Aim of the exercise:
Locate each line below that includes "name" and reproduce it.

== Input material

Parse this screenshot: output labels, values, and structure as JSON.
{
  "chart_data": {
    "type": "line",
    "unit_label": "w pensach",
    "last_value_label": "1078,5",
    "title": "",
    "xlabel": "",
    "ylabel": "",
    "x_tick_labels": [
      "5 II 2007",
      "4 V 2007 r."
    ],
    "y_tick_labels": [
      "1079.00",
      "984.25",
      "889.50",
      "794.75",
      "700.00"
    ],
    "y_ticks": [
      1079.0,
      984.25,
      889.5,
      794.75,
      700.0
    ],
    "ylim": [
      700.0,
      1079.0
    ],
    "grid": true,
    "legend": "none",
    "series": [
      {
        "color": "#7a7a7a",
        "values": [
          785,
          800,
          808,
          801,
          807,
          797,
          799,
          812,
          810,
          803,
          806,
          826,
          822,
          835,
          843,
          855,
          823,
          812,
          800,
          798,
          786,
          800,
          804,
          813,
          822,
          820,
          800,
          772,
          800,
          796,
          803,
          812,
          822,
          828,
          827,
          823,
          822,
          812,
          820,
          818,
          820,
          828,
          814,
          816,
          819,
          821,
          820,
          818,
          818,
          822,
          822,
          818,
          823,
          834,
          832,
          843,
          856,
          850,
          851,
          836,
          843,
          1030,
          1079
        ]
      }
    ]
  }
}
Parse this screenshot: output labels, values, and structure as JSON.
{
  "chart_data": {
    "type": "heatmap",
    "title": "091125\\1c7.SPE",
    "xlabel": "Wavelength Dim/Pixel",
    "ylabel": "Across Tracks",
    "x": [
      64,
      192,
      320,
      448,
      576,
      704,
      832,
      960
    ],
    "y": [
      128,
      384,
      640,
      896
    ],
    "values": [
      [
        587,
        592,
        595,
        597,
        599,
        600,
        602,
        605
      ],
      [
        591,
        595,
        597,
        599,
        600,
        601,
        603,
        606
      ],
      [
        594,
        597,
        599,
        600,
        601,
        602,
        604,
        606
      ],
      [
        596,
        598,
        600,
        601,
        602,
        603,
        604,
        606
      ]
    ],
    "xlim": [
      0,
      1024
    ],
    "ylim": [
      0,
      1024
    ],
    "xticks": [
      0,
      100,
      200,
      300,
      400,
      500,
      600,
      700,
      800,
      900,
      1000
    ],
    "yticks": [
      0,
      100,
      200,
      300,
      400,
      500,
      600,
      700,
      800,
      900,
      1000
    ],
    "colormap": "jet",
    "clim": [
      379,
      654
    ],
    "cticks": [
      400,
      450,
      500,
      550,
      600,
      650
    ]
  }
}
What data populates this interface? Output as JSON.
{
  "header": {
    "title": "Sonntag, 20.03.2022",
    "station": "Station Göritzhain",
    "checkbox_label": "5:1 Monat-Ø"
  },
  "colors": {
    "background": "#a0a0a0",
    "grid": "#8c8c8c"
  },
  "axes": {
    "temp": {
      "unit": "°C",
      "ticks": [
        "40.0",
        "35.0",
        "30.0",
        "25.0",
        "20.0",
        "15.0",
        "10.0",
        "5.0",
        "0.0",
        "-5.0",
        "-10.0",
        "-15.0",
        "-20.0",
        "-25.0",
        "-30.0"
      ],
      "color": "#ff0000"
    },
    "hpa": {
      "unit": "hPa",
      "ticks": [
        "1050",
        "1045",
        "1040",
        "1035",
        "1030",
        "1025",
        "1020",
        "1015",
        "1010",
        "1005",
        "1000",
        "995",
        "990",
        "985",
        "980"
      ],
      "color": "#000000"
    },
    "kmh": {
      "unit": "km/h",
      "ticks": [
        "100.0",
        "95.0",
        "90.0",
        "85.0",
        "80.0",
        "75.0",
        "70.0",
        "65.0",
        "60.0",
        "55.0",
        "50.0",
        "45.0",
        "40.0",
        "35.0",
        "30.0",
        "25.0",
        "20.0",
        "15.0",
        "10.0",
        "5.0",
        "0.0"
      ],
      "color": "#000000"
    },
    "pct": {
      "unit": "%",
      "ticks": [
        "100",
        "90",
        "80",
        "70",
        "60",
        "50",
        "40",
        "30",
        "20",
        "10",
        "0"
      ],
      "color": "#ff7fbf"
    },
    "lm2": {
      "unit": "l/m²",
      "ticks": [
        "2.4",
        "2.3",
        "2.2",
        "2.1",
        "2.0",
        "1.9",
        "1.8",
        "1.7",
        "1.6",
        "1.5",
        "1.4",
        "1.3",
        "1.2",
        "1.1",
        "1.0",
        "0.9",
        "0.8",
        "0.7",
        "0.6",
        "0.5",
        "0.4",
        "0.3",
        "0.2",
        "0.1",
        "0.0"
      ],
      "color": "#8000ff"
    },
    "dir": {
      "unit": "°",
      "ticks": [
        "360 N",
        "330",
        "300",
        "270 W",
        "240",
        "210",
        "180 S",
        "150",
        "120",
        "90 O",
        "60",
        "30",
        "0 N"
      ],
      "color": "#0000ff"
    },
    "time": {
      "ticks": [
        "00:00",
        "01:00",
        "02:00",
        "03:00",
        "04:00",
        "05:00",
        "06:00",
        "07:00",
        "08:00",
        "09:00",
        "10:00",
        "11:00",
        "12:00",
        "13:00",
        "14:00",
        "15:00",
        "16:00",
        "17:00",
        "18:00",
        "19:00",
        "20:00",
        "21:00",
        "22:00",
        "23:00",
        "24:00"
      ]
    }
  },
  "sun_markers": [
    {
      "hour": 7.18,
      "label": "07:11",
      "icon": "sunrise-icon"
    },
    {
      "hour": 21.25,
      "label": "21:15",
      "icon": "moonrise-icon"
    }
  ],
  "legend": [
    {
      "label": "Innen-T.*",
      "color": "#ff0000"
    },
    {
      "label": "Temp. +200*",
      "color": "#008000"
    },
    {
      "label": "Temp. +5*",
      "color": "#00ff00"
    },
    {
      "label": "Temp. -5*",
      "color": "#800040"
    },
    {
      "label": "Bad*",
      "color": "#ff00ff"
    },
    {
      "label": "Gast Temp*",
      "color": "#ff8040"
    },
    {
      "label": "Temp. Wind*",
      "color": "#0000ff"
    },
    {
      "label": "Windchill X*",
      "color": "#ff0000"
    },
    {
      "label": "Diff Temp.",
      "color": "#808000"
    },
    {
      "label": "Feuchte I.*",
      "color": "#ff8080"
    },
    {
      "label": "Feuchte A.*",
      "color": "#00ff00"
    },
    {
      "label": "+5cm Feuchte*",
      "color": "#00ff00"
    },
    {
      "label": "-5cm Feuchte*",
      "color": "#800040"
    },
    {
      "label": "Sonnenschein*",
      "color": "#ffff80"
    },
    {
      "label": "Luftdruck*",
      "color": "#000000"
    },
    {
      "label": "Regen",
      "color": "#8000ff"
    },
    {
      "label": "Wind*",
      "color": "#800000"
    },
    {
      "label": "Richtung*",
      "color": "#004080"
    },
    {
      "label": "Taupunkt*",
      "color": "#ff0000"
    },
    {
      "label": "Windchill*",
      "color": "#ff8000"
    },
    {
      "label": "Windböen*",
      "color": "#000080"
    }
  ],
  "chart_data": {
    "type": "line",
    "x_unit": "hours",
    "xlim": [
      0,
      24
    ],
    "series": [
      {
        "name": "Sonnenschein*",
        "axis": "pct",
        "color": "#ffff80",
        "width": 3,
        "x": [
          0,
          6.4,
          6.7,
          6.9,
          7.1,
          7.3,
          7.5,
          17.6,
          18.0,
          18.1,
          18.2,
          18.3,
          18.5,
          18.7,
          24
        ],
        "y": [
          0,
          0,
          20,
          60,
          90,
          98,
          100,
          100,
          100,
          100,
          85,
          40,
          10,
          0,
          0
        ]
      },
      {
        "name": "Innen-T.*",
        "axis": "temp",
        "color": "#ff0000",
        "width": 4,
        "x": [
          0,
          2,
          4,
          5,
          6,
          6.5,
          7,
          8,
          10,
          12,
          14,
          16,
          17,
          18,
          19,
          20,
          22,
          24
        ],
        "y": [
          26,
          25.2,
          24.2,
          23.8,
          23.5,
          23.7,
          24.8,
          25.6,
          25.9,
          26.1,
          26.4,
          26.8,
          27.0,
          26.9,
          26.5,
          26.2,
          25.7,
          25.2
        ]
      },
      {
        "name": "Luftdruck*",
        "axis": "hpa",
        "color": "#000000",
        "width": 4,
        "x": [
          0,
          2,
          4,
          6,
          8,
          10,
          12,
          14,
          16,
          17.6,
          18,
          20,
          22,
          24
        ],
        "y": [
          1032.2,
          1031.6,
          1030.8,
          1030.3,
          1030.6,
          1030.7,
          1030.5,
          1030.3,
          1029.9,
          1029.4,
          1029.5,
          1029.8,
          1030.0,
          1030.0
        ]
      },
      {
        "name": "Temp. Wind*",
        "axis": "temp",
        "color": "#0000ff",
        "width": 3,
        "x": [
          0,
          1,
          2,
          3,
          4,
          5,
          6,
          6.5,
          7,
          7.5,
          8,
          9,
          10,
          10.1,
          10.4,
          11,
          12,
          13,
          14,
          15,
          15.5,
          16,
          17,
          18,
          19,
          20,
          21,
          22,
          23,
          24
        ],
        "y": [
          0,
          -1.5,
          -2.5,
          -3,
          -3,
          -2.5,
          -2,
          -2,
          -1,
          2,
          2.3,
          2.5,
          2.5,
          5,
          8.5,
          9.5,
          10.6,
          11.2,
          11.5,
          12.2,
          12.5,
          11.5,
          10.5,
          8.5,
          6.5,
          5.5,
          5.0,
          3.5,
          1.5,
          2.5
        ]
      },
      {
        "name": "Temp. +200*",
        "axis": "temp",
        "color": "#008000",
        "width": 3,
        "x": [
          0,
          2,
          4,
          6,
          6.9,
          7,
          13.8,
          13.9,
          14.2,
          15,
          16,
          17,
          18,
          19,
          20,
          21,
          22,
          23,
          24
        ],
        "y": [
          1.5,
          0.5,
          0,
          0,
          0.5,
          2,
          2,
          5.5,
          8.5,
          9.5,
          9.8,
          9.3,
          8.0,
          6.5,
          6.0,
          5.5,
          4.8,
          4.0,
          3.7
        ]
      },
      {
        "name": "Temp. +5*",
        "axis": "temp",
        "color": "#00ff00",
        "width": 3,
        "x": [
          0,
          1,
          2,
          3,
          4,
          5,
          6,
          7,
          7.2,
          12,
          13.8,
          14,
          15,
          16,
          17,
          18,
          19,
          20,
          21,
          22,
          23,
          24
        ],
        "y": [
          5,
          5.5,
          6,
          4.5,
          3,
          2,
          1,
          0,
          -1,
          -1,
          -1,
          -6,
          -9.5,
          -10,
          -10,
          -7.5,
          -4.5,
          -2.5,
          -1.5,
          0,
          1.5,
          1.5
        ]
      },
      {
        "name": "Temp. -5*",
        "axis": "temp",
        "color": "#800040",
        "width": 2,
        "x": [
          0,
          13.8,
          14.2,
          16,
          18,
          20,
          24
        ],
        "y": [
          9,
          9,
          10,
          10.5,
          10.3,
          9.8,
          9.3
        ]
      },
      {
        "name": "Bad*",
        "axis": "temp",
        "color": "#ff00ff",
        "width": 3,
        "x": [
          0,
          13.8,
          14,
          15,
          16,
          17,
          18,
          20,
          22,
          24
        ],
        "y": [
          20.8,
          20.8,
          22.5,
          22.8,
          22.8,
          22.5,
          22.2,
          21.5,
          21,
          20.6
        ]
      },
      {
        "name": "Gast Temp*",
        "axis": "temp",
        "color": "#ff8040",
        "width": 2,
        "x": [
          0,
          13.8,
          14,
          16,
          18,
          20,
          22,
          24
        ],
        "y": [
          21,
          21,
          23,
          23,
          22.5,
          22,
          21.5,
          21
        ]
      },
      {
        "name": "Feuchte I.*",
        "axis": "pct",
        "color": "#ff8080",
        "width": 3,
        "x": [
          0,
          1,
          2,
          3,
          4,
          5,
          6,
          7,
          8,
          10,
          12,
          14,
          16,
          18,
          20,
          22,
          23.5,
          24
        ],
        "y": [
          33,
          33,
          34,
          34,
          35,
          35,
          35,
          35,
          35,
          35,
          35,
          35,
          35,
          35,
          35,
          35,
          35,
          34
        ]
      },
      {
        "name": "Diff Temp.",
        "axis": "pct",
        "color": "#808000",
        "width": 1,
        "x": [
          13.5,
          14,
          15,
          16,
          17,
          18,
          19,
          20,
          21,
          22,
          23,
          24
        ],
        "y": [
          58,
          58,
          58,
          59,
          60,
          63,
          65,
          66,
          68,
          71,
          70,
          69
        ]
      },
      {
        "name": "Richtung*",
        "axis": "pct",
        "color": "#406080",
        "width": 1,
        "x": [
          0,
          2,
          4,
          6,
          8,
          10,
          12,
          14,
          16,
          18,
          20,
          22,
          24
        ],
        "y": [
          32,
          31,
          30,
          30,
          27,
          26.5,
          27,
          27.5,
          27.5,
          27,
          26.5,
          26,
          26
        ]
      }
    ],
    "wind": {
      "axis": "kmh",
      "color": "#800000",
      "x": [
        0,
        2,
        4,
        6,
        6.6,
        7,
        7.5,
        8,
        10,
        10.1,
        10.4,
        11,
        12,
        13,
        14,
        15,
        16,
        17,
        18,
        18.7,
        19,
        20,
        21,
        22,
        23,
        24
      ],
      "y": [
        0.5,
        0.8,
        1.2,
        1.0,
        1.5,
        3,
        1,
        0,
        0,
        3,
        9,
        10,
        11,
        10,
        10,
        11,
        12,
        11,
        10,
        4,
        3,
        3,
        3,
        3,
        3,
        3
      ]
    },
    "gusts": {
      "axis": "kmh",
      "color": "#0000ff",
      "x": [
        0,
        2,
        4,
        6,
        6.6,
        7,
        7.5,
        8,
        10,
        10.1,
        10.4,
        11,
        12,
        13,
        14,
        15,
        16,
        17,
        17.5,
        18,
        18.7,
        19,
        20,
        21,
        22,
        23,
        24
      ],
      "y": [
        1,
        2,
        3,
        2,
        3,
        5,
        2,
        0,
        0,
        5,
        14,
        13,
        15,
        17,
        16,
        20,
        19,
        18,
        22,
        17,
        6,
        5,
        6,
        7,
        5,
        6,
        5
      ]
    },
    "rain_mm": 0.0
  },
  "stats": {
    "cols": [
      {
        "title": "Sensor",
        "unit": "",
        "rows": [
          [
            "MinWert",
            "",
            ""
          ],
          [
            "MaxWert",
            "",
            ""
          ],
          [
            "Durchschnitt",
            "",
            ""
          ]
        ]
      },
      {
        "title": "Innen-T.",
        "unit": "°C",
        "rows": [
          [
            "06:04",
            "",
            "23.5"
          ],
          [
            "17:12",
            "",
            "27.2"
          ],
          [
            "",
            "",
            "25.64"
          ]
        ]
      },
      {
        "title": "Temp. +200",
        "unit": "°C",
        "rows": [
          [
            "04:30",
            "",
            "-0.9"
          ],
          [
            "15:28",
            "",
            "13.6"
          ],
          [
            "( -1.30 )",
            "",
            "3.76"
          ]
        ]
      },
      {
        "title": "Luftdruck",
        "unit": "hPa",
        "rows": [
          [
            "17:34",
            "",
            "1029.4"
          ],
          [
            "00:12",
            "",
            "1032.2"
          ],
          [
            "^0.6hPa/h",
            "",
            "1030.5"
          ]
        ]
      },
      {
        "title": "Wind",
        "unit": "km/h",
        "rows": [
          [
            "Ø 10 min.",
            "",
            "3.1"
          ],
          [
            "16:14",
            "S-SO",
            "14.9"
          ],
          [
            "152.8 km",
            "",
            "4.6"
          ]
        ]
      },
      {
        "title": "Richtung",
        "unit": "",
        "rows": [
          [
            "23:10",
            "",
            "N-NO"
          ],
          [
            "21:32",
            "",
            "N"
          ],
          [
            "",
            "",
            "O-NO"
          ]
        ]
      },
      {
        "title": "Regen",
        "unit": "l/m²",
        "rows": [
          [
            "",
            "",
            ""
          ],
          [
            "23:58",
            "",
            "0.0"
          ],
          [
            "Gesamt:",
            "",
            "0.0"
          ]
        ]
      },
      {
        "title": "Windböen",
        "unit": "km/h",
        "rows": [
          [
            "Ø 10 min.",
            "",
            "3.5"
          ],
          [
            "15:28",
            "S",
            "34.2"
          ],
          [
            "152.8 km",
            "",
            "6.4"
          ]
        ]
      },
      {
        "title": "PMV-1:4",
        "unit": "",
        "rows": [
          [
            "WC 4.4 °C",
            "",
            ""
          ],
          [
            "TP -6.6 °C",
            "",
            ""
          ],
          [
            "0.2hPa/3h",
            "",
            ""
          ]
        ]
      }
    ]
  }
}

====

Exercise answer:
        "name": "Sonnenschein*",
        "name": "Innen-T.*",
        "name": "Luftdruck*",
        "name": "Temp. Wind*",
        "name": "Temp. +200*",
        "name": "Temp. +5*",
        "name": "Temp. -5*",
        "name": "Bad*",
        "name": "Gast Temp*",
        "name": "Feuchte I.*",
        "name": "Diff Temp.",
        "name": "Richtung*",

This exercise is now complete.